• **PROBLEM DETAILS**: Restate the records that follow word for word; no pictures should appear.

• **RECORD EXCERPTS**:
----
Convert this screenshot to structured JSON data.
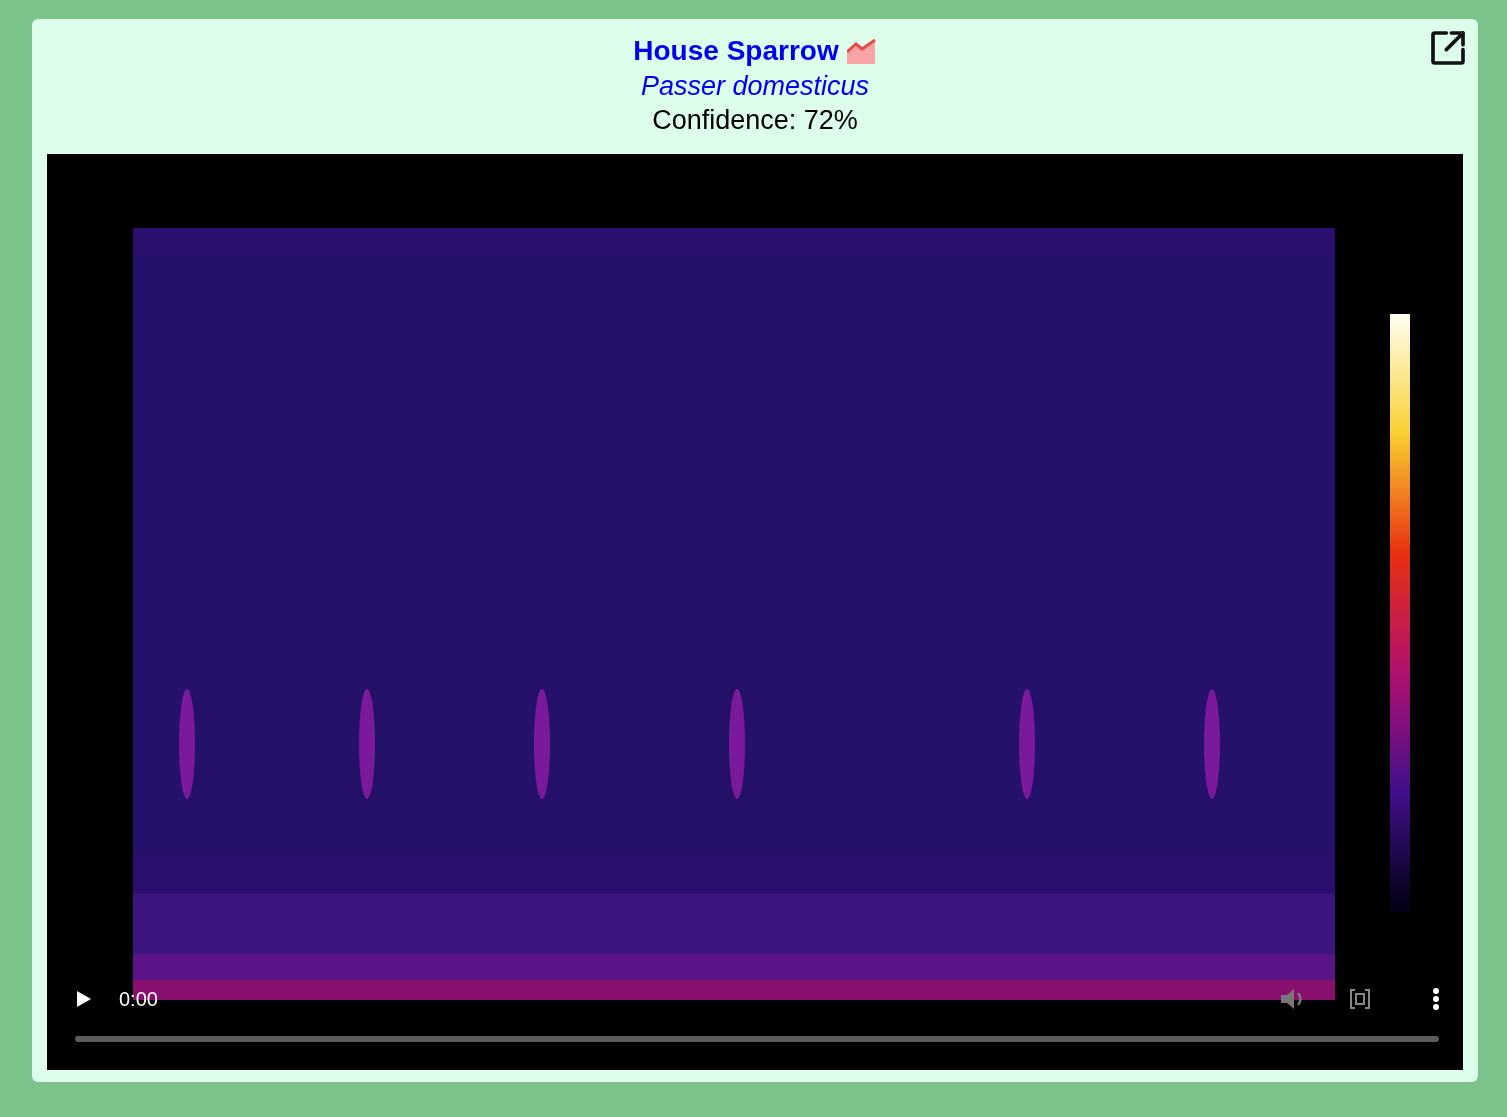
{
  "detection": {
    "common_name": "House Sparrow",
    "scientific_name": "Passer domesticus",
    "confidence": "Confidence: 72%"
  },
  "video": {
    "kind": "picture",
    "time": "0:00",
    "progress": {
      "level": 0
    }
  }
}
----
• **CORRECT RESPONSE**:
Convert this screenshot to structured JSON data.
{
  "detection": {
    "common_name": "House Sparrow",
    "scientific_name": "Passer domesticus",
    "confidence": "Confidence: 72%"
  },
  "video": {
    "kind": "picture",
    "time": "0:00",
    "progress": {
      "level": 0
    }
  }
}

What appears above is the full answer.